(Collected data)
● ● ● ●
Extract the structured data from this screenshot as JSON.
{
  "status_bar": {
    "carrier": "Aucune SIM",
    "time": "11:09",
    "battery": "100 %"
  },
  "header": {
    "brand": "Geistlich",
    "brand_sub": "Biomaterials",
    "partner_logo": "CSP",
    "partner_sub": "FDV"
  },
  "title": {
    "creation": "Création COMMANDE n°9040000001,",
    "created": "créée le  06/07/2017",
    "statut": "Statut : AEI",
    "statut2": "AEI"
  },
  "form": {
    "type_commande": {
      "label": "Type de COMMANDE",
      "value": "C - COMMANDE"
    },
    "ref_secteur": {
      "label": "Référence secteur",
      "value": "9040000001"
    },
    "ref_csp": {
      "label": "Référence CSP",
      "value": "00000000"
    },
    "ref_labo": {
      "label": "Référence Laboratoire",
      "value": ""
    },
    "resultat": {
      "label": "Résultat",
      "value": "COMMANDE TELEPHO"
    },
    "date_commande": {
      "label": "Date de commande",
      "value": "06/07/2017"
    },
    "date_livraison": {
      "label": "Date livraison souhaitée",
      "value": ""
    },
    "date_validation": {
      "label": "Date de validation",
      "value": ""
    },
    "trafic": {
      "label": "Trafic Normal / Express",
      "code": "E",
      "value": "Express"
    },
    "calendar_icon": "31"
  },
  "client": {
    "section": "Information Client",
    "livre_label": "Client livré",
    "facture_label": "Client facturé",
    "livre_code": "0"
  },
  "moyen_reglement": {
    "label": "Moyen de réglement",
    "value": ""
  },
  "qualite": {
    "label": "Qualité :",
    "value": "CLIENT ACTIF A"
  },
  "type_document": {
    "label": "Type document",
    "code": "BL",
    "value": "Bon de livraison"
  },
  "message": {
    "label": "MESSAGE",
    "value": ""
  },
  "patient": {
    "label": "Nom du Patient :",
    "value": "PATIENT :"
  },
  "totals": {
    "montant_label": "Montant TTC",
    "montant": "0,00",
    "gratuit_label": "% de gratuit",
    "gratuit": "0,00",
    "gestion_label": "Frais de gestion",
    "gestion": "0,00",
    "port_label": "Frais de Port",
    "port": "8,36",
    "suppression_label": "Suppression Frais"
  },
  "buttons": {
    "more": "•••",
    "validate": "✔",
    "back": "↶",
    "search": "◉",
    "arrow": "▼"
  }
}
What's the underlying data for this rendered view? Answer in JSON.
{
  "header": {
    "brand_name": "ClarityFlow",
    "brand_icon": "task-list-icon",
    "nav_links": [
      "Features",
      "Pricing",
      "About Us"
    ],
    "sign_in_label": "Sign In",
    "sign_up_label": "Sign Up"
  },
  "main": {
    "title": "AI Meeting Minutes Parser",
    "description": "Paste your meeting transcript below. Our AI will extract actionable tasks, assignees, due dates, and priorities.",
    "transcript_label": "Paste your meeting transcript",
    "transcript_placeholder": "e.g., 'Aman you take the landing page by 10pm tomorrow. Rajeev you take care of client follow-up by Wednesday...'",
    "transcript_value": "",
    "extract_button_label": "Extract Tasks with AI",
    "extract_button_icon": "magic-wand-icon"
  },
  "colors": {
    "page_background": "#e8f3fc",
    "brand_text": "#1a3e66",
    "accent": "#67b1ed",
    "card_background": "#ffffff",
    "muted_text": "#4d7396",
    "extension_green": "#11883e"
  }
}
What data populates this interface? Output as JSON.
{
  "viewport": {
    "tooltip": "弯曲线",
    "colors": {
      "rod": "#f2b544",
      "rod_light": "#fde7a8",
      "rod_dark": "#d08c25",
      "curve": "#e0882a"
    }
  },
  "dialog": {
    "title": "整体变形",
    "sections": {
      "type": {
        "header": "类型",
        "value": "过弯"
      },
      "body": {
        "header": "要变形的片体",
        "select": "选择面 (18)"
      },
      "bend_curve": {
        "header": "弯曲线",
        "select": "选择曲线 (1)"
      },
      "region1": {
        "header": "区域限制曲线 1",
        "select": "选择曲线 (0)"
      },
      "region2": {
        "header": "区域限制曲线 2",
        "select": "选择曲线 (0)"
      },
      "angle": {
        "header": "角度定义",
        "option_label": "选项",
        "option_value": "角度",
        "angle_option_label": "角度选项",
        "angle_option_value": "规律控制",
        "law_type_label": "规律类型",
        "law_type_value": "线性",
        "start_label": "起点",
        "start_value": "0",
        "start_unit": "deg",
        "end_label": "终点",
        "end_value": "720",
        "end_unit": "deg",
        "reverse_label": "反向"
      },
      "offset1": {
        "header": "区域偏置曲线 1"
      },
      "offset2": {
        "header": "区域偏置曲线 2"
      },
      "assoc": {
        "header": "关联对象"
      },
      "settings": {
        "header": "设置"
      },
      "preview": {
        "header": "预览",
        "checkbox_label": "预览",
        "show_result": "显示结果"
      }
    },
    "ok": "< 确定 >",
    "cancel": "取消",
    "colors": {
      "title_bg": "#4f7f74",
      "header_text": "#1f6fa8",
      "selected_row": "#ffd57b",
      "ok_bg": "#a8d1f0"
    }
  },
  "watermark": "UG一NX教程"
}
● ● ● ●
• Short problem
Repeat all of the records above exactly as they appear.

• Exercise output
Extract the structured data from this screenshot as JSON.
{
  "status_bar": {
    "carrier": "Aucune SIM",
    "time": "11:09",
    "battery": "100 %"
  },
  "header": {
    "brand": "Geistlich",
    "brand_sub": "Biomaterials",
    "partner_logo": "CSP",
    "partner_sub": "FDV"
  },
  "title": {
    "creation": "Création COMMANDE n°9040000001,",
    "created": "créée le  06/07/2017",
    "statut": "Statut : AEI",
    "statut2": "AEI"
  },
  "form": {
    "type_commande": {
      "label": "Type de COMMANDE",
      "value": "C - COMMANDE"
    },
    "ref_secteur": {
      "label": "Référence secteur",
      "value": "9040000001"
    },
    "ref_csp": {
      "label": "Référence CSP",
      "value": "00000000"
    },
    "ref_labo": {
      "label": "Référence Laboratoire",
      "value": ""
    },
    "resultat": {
      "label": "Résultat",
      "value": "COMMANDE TELEPHO"
    },
    "date_commande": {
      "label": "Date de commande",
      "value": "06/07/2017"
    },
    "date_livraison": {
      "label": "Date livraison souhaitée",
      "value": ""
    },
    "date_validation": {
      "label": "Date de validation",
      "value": ""
    },
    "trafic": {
      "label": "Trafic Normal / Express",
      "code": "E",
      "value": "Express"
    },
    "calendar_icon": "31"
  },
  "client": {
    "section": "Information Client",
    "livre_label": "Client livré",
    "facture_label": "Client facturé",
    "livre_code": "0"
  },
  "moyen_reglement": {
    "label": "Moyen de réglement",
    "value": ""
  },
  "qualite": {
    "label": "Qualité :",
    "value": "CLIENT ACTIF A"
  },
  "type_document": {
    "label": "Type document",
    "code": "BL",
    "value": "Bon de livraison"
  },
  "message": {
    "label": "MESSAGE",
    "value": ""
  },
  "patient": {
    "label": "Nom du Patient :",
    "value": "PATIENT :"
  },
  "totals": {
    "montant_label": "Montant TTC",
    "montant": "0,00",
    "gratuit_label": "% de gratuit",
    "gratuit": "0,00",
    "gestion_label": "Frais de gestion",
    "gestion": "0,00",
    "port_label": "Frais de Port",
    "port": "8,36",
    "suppression_label": "Suppression Frais"
  },
  "buttons": {
    "more": "•••",
    "validate": "✔",
    "back": "↶",
    "search": "◉",
    "arrow": "▼"
  }
}
What's the underlying data for this rendered view? Answer in JSON.
{
  "header": {
    "brand_name": "ClarityFlow",
    "brand_icon": "task-list-icon",
    "nav_links": [
      "Features",
      "Pricing",
      "About Us"
    ],
    "sign_in_label": "Sign In",
    "sign_up_label": "Sign Up"
  },
  "main": {
    "title": "AI Meeting Minutes Parser",
    "description": "Paste your meeting transcript below. Our AI will extract actionable tasks, assignees, due dates, and priorities.",
    "transcript_label": "Paste your meeting transcript",
    "transcript_placeholder": "e.g., 'Aman you take the landing page by 10pm tomorrow. Rajeev you take care of client follow-up by Wednesday...'",
    "transcript_value": "",
    "extract_button_label": "Extract Tasks with AI",
    "extract_button_icon": "magic-wand-icon"
  },
  "colors": {
    "page_background": "#e8f3fc",
    "brand_text": "#1a3e66",
    "accent": "#67b1ed",
    "card_background": "#ffffff",
    "muted_text": "#4d7396",
    "extension_green": "#11883e"
  }
}
What data populates this interface? Output as JSON.
{
  "viewport": {
    "tooltip": "弯曲线",
    "colors": {
      "rod": "#f2b544",
      "rod_light": "#fde7a8",
      "rod_dark": "#d08c25",
      "curve": "#e0882a"
    }
  },
  "dialog": {
    "title": "整体变形",
    "sections": {
      "type": {
        "header": "类型",
        "value": "过弯"
      },
      "body": {
        "header": "要变形的片体",
        "select": "选择面 (18)"
      },
      "bend_curve": {
        "header": "弯曲线",
        "select": "选择曲线 (1)"
      },
      "region1": {
        "header": "区域限制曲线 1",
        "select": "选择曲线 (0)"
      },
      "region2": {
        "header": "区域限制曲线 2",
        "select": "选择曲线 (0)"
      },
      "angle": {
        "header": "角度定义",
        "option_label": "选项",
        "option_value": "角度",
        "angle_option_label": "角度选项",
        "angle_option_value": "规律控制",
        "law_type_label": "规律类型",
        "law_type_value": "线性",
        "start_label": "起点",
        "start_value": "0",
        "start_unit": "deg",
        "end_label": "终点",
        "end_value": "720",
        "end_unit": "deg",
        "reverse_label": "反向"
      },
      "offset1": {
        "header": "区域偏置曲线 1"
      },
      "offset2": {
        "header": "区域偏置曲线 2"
      },
      "assoc": {
        "header": "关联对象"
      },
      "settings": {
        "header": "设置"
      },
      "preview": {
        "header": "预览",
        "checkbox_label": "预览",
        "show_result": "显示结果"
      }
    },
    "ok": "< 确定 >",
    "cancel": "取消",
    "colors": {
      "title_bg": "#4f7f74",
      "header_text": "#1f6fa8",
      "selected_row": "#ffd57b",
      "ok_bg": "#a8d1f0"
    }
  },
  "watermark": "UG一NX教程"
}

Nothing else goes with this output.